§ Stated exercise
Select the lines that hold the word "WIDZÓW" and copy each one.

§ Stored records
- - - - - - -

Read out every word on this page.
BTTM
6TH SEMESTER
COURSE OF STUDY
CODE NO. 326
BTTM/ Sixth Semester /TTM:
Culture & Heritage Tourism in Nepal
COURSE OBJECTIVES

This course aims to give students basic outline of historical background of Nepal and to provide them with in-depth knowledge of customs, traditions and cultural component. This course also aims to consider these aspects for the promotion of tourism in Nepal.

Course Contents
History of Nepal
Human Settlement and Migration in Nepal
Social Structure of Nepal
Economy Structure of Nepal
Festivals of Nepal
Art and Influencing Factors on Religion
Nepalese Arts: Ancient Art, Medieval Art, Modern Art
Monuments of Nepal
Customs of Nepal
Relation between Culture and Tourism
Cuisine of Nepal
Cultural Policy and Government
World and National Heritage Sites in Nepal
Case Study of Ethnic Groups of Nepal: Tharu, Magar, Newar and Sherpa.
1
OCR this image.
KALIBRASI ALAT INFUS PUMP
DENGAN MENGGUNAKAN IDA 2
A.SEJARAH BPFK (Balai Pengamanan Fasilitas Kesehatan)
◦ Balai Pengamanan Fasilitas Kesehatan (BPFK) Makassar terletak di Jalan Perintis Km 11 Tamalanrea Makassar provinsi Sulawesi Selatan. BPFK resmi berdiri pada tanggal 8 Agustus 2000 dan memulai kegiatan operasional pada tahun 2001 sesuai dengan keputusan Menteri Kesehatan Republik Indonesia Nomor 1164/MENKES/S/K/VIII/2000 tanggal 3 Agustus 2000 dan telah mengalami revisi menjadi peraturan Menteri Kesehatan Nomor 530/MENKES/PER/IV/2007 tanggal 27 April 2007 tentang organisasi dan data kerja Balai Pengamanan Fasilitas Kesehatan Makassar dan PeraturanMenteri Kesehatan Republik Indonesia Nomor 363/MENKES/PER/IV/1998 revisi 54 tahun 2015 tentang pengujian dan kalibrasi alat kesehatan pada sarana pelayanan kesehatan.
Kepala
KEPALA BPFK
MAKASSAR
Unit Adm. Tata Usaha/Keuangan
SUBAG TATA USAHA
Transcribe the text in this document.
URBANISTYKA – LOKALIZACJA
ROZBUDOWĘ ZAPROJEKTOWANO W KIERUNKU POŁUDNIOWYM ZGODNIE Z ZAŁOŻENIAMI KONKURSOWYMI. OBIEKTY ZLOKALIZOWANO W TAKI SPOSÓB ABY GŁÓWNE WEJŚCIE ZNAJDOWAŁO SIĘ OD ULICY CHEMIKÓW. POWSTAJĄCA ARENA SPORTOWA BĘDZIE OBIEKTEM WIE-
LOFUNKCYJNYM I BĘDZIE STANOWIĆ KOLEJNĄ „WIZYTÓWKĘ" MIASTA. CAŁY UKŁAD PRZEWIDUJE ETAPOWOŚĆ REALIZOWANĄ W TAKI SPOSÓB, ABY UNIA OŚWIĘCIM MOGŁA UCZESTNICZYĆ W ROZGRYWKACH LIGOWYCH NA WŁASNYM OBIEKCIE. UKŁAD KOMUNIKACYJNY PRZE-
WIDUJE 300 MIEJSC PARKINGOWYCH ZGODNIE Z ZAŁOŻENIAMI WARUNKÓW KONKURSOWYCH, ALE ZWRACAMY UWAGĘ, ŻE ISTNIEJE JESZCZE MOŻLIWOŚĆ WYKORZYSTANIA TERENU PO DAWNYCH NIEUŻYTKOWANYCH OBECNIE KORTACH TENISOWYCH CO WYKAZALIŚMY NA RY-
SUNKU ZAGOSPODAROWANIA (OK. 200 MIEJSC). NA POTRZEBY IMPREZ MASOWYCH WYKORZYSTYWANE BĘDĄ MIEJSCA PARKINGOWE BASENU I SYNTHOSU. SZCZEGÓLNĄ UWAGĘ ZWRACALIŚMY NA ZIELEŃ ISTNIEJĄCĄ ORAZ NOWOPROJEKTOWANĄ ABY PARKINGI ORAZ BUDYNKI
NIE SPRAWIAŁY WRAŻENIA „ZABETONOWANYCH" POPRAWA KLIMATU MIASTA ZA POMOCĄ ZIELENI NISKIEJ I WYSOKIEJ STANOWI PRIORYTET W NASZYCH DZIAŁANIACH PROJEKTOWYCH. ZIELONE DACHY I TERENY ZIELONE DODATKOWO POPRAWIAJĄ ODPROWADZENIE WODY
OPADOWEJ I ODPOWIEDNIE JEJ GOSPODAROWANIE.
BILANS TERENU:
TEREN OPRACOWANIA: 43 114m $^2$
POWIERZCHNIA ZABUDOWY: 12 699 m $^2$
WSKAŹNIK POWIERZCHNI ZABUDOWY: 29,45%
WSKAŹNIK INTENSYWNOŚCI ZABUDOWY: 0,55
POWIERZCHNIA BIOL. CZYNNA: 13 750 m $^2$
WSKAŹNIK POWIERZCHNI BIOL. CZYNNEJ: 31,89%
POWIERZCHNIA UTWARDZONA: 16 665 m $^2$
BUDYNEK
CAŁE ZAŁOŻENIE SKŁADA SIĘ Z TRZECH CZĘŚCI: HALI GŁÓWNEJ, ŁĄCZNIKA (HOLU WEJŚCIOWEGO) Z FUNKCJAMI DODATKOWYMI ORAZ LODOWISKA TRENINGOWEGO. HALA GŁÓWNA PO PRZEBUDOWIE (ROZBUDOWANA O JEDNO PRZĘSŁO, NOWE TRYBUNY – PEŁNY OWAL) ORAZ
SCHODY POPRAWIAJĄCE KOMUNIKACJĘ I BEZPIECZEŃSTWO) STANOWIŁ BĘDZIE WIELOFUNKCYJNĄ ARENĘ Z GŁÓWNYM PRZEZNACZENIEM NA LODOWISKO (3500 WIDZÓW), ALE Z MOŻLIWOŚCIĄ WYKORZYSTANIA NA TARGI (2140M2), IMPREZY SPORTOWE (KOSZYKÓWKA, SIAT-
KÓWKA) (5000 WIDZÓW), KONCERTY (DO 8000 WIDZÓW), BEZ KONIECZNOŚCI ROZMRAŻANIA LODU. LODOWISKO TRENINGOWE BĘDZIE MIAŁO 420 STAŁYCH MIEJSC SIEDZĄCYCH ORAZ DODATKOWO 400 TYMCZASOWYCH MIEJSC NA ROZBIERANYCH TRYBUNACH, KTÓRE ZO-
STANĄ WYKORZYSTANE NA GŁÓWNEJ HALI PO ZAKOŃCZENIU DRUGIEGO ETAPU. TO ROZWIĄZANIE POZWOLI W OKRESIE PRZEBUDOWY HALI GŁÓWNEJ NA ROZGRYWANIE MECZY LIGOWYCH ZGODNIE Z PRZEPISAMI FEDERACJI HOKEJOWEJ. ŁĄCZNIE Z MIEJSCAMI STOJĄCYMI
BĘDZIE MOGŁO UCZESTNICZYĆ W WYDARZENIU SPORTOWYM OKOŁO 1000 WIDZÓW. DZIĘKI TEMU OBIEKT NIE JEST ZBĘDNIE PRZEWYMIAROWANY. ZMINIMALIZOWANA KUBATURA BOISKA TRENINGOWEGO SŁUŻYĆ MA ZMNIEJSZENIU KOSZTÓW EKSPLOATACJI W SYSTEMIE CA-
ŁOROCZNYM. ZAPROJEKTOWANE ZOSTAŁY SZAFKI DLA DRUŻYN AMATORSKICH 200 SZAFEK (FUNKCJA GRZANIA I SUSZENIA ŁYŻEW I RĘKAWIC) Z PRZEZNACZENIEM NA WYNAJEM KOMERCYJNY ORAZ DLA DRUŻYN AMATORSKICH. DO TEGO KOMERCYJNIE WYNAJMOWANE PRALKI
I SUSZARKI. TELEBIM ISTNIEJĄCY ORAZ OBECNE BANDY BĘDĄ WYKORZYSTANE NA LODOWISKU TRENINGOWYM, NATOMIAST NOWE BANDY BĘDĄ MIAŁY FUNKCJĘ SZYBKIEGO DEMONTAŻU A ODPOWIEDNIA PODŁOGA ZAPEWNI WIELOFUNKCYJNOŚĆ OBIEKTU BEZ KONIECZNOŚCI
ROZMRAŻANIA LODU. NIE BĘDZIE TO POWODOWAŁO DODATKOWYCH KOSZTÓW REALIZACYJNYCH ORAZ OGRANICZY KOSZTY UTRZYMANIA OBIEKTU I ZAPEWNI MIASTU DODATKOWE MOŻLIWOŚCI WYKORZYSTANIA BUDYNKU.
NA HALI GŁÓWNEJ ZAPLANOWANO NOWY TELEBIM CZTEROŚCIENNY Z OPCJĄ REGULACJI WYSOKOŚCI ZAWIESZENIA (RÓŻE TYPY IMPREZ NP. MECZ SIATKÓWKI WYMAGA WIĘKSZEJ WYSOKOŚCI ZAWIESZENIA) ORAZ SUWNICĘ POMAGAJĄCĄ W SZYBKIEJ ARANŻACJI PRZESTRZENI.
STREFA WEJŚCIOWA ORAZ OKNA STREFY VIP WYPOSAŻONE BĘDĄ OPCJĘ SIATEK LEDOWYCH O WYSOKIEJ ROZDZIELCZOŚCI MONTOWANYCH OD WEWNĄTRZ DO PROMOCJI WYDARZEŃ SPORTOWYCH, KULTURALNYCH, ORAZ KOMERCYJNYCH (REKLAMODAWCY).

- - - - - - -

§ Complete answer
SCHODY POPRAWIAJĄCE KOMUNIKACJĘ I BEZPIECZEŃSTWO) STANOWIŁ BĘDZIE WIELOFUNKCYJNĄ ARENĘ Z GŁÓWNYM PRZEZNACZENIEM NA LODOWISKO (3500 WIDZÓW), ALE Z MOŻLIWOŚCIĄ WYKORZYSTANIA NA TARGI (2140M2), IMPREZY SPORTOWE (KOSZYKÓWKA, SIAT-
KÓWKA) (5000 WIDZÓW), KONCERTY (DO 8000 WIDZÓW), BEZ KONIECZNOŚCI ROZMRAŻANIA LODU. LODOWISKO TRENINGOWE BĘDZIE MIAŁO 420 STAŁYCH MIEJSC SIEDZĄCYCH ORAZ DODATKOWO 400 TYMCZASOWYCH MIEJSC NA ROZBIERANYCH TRYBUNACH, KTÓRE ZO-
BĘDZIE MOGŁO UCZESTNICZYĆ W WYDARZENIU SPORTOWYM OKOŁO 1000 WIDZÓW. DZIĘKI TEMU OBIEKT NIE JEST ZBĘDNIE PRZEWYMIAROWANY. ZMINIMALIZOWANA KUBATURA BOISKA TRENINGOWEGO SŁUŻYĆ MA ZMNIEJSZENIU KOSZTÓW EKSPLOATACJI W SYSTEMIE CA-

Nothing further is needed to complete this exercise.